** ENTRIES **
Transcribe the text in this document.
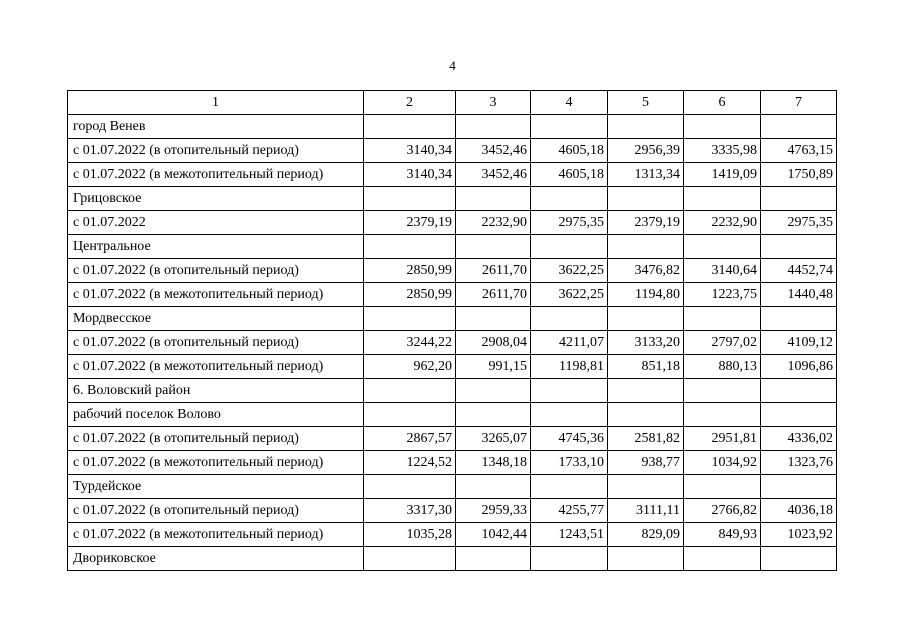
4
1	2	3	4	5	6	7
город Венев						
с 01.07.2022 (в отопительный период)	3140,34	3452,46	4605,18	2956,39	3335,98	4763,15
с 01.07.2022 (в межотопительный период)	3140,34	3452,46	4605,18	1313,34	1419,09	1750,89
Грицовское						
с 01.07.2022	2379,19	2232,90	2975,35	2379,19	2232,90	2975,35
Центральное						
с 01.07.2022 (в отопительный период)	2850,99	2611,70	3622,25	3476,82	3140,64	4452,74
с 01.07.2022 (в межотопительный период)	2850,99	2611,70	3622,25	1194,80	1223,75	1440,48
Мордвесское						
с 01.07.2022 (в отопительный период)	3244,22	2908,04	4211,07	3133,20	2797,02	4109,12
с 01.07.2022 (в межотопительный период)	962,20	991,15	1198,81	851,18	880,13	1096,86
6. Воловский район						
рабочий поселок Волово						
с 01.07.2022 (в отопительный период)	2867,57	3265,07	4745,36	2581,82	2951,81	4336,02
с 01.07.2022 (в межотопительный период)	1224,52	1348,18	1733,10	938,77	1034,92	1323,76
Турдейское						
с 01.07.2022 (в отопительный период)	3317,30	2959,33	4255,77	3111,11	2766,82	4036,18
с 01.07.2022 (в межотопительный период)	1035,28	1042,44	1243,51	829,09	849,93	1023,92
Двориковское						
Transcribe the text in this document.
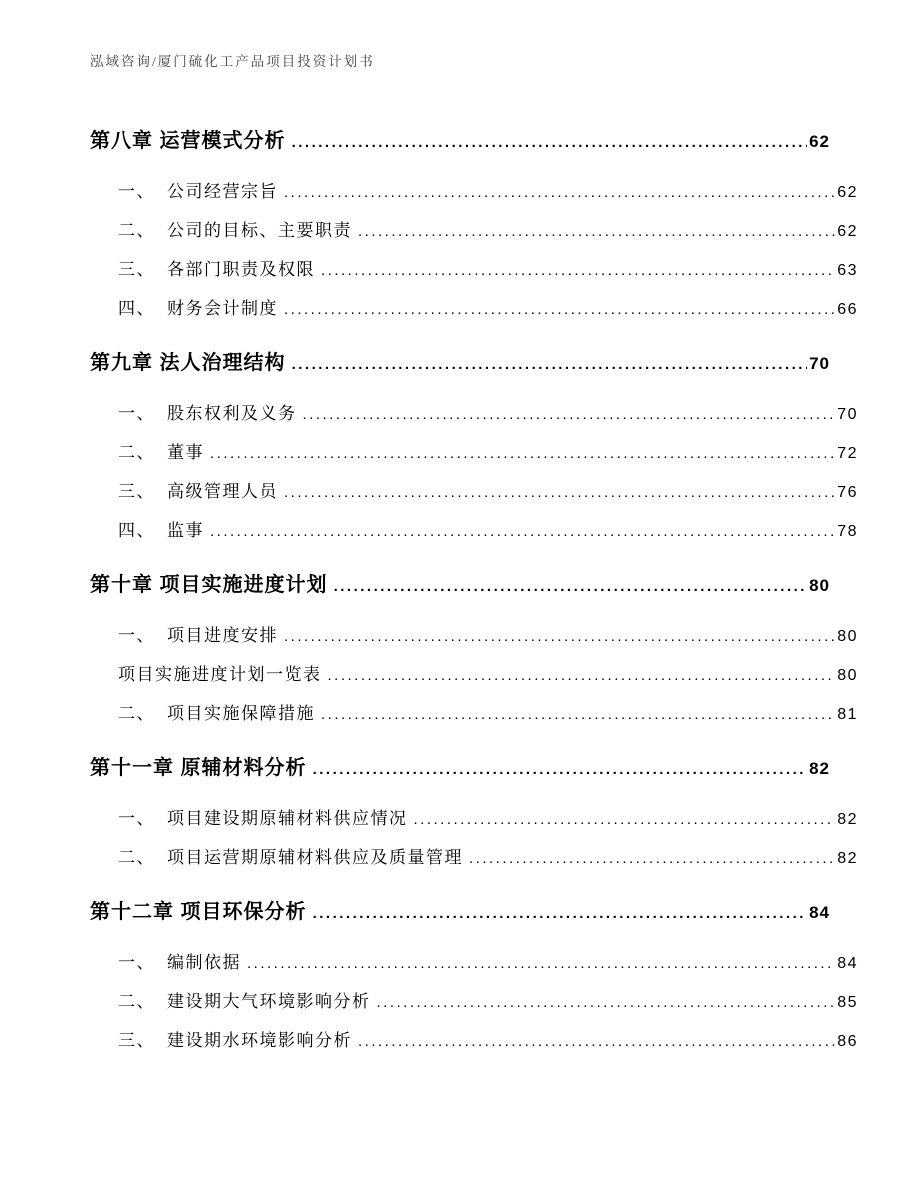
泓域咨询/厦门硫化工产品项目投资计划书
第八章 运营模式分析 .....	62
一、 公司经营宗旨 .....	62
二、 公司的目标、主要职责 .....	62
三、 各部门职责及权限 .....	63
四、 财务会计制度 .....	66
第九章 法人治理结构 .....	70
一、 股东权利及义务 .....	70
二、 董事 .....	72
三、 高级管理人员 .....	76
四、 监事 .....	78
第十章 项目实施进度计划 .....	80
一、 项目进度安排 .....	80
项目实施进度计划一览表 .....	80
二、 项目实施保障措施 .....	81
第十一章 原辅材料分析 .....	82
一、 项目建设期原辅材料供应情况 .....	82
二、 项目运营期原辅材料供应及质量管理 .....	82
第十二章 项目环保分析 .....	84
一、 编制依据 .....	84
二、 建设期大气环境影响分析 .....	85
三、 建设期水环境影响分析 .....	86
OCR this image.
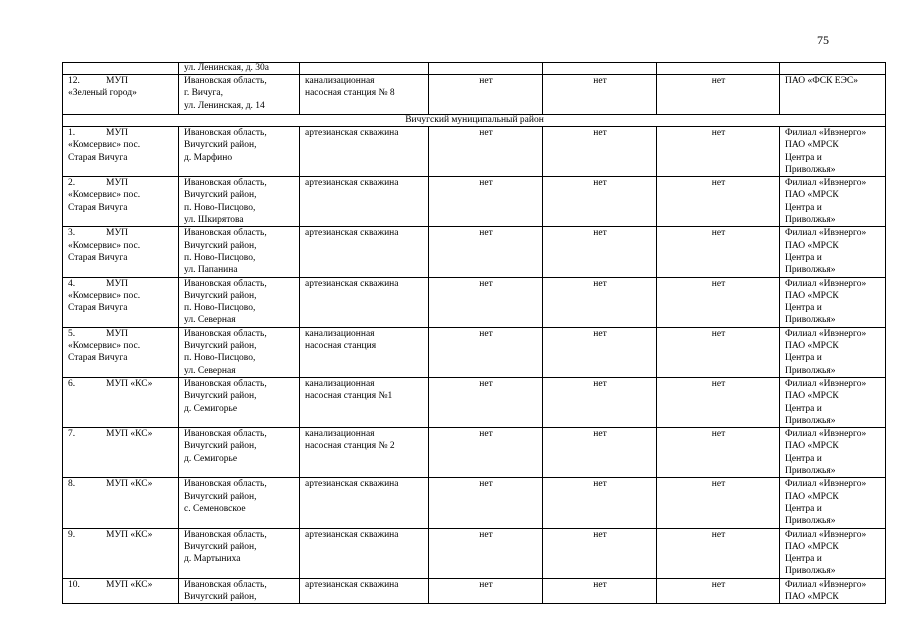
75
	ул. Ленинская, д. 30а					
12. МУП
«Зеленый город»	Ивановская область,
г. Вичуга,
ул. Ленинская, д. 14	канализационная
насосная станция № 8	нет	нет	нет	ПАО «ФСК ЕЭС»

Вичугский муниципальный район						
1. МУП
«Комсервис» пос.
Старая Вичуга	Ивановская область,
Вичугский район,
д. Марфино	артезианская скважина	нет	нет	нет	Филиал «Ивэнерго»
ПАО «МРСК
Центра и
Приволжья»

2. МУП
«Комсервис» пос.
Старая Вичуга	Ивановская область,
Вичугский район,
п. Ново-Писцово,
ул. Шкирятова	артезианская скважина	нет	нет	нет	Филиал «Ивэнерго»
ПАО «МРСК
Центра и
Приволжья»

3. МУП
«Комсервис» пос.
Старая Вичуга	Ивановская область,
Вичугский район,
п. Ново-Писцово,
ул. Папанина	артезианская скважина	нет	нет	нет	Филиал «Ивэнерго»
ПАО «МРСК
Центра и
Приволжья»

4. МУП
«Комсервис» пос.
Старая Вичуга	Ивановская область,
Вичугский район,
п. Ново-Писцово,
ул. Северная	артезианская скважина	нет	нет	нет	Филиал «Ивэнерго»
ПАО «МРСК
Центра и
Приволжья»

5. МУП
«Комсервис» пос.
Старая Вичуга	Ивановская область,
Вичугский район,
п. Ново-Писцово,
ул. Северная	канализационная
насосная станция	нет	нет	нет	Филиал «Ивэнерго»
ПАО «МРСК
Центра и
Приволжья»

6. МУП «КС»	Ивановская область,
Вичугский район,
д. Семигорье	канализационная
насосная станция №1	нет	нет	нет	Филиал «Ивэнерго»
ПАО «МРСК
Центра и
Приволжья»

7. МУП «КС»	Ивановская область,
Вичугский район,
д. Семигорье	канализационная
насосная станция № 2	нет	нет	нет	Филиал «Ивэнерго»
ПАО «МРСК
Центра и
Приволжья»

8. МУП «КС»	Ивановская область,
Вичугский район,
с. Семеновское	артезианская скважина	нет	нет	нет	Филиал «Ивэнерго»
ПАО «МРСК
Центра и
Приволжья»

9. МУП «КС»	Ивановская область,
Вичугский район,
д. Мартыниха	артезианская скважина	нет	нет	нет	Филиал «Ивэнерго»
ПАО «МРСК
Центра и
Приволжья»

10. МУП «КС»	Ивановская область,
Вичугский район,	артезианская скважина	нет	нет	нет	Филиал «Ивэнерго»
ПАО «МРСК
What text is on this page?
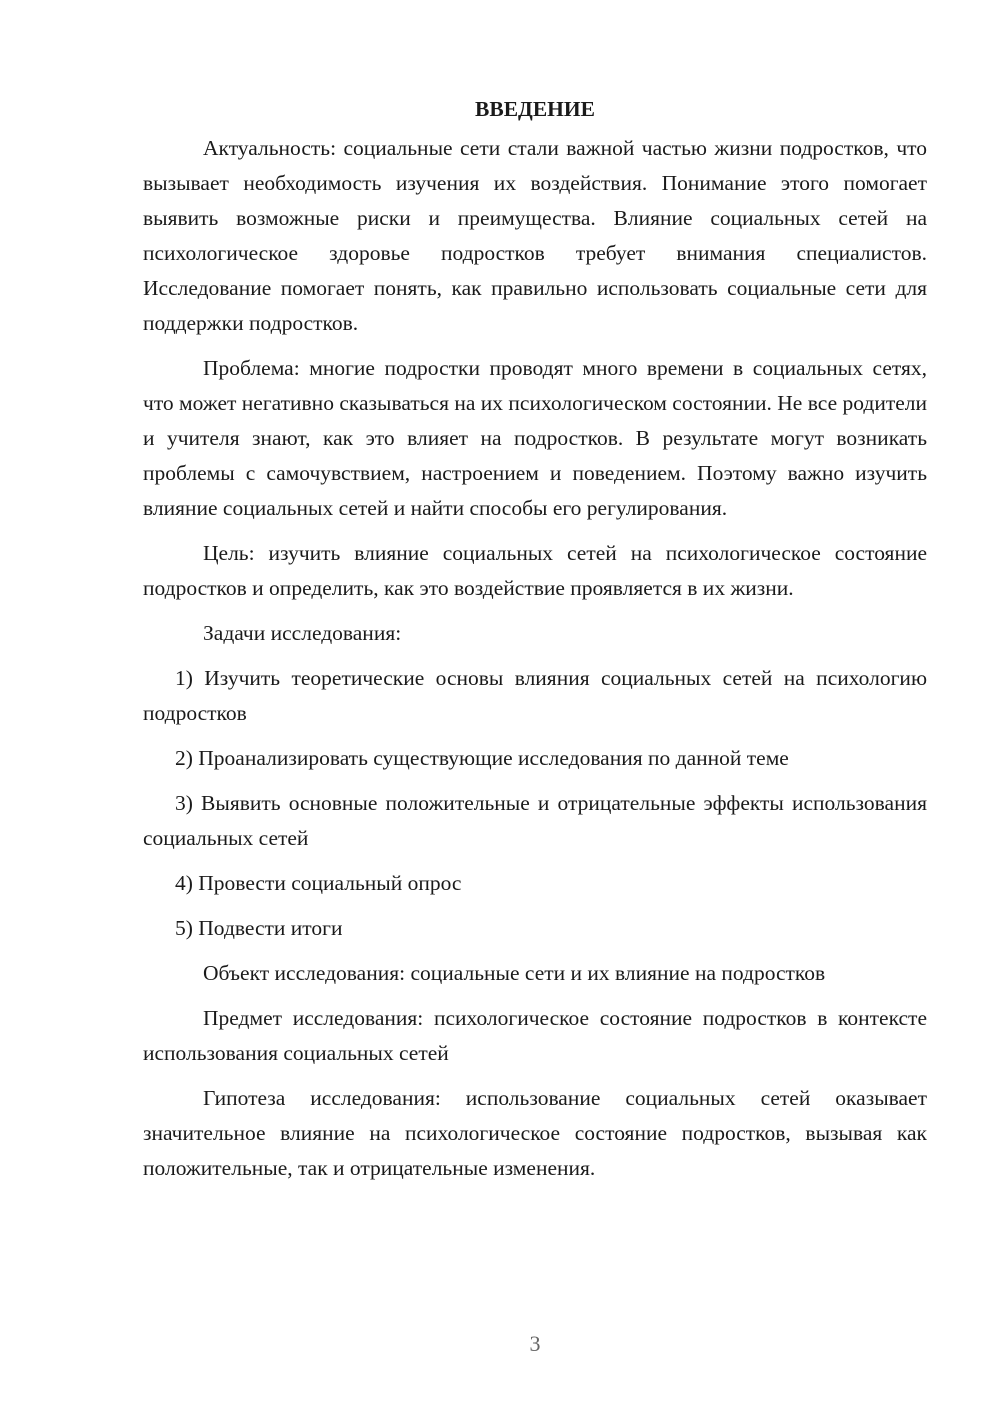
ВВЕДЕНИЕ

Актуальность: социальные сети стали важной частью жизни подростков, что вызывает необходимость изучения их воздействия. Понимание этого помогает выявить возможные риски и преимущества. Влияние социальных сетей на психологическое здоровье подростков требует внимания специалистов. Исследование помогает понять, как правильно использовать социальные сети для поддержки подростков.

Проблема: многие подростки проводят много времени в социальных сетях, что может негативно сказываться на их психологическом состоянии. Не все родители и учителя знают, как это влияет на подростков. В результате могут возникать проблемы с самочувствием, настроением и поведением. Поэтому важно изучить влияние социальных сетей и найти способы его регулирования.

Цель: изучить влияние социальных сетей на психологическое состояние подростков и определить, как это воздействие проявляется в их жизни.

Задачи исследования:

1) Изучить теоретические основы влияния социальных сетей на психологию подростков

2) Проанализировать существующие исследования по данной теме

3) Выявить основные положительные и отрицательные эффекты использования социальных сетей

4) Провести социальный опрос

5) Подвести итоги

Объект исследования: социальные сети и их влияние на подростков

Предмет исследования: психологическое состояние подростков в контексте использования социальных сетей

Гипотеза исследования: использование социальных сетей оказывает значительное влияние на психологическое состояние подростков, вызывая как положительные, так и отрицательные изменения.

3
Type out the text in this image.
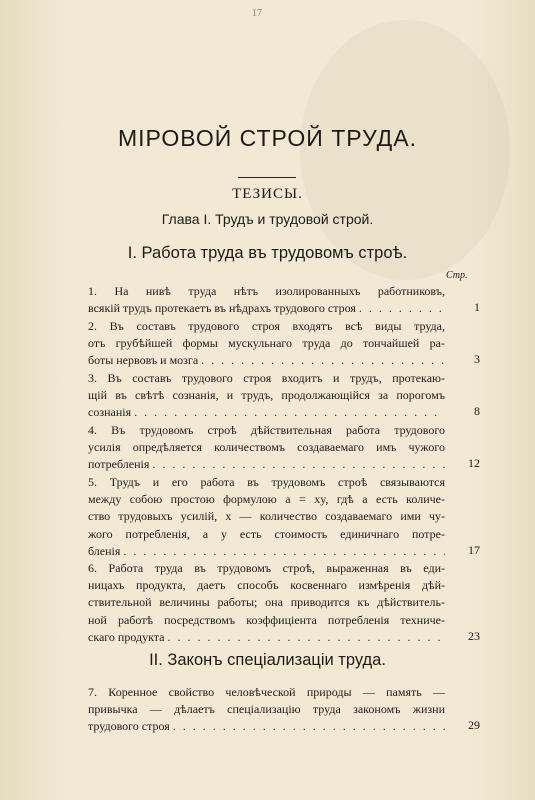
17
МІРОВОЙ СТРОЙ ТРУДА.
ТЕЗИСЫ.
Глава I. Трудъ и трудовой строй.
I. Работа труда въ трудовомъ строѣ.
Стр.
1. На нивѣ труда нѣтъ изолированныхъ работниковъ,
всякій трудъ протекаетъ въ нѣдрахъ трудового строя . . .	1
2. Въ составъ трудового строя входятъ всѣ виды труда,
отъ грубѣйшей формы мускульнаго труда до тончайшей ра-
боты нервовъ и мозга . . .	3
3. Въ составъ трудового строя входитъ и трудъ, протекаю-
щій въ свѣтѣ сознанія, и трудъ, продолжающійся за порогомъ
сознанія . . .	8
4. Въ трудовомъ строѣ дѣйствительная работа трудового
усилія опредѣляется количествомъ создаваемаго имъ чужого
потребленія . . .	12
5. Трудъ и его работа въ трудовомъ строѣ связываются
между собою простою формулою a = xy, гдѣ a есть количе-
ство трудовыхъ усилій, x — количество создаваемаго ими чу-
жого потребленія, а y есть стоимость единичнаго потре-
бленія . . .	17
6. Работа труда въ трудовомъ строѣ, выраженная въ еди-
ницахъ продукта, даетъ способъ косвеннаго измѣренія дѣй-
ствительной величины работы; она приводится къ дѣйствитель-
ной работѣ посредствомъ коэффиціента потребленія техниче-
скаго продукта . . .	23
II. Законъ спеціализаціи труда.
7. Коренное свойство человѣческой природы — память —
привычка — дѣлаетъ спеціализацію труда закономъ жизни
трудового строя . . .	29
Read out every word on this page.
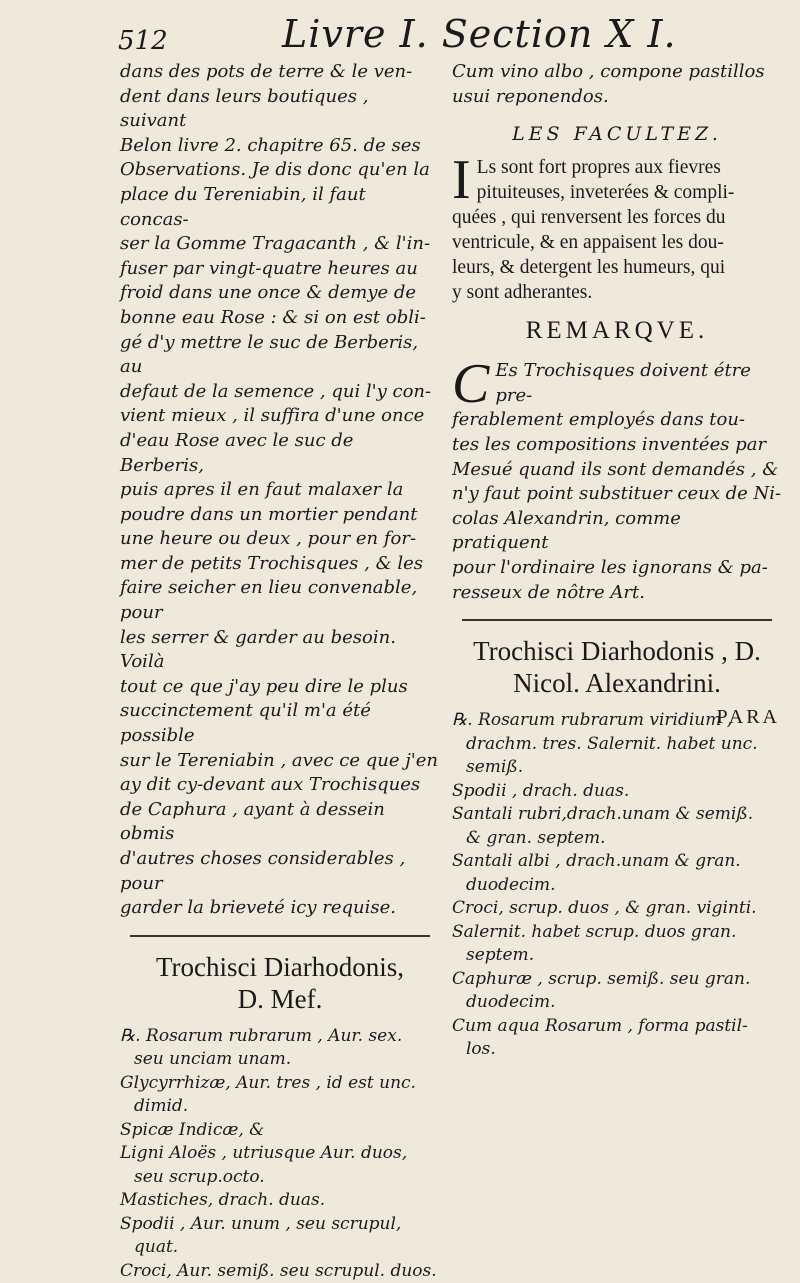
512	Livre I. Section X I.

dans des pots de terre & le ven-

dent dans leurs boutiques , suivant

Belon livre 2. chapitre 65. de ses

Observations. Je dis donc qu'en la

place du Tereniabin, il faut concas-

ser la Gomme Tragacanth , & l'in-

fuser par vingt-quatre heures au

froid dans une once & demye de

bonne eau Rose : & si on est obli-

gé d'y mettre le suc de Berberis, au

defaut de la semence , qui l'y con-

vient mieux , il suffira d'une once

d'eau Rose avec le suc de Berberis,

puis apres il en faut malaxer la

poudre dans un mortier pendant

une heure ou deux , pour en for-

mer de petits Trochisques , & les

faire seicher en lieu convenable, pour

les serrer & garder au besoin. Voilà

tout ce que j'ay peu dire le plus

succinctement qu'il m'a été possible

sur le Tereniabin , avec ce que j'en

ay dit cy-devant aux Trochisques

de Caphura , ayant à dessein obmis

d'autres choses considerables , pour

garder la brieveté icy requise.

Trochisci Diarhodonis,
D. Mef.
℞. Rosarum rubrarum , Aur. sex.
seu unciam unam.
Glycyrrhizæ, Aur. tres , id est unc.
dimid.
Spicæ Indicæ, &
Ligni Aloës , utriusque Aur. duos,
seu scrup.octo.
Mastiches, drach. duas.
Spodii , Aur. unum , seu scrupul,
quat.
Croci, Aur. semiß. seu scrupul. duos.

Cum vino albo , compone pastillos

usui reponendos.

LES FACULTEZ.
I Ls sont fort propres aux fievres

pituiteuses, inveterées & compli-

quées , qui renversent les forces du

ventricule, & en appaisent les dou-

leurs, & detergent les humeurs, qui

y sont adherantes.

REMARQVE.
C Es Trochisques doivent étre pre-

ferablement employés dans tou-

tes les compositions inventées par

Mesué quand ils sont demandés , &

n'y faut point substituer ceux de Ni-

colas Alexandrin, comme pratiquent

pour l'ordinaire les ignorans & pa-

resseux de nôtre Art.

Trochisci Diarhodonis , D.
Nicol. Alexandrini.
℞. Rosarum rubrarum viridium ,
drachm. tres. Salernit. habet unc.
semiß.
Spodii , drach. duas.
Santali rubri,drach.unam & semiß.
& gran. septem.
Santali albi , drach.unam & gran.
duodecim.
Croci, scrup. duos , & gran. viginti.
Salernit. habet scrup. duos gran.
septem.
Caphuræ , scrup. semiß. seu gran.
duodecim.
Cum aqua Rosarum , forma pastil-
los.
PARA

** INSTRUCTIONS TO FOLLOW **
In the listing above, count each line that holds the string "page". Give the number only.

** SOLUTION BELOW **
2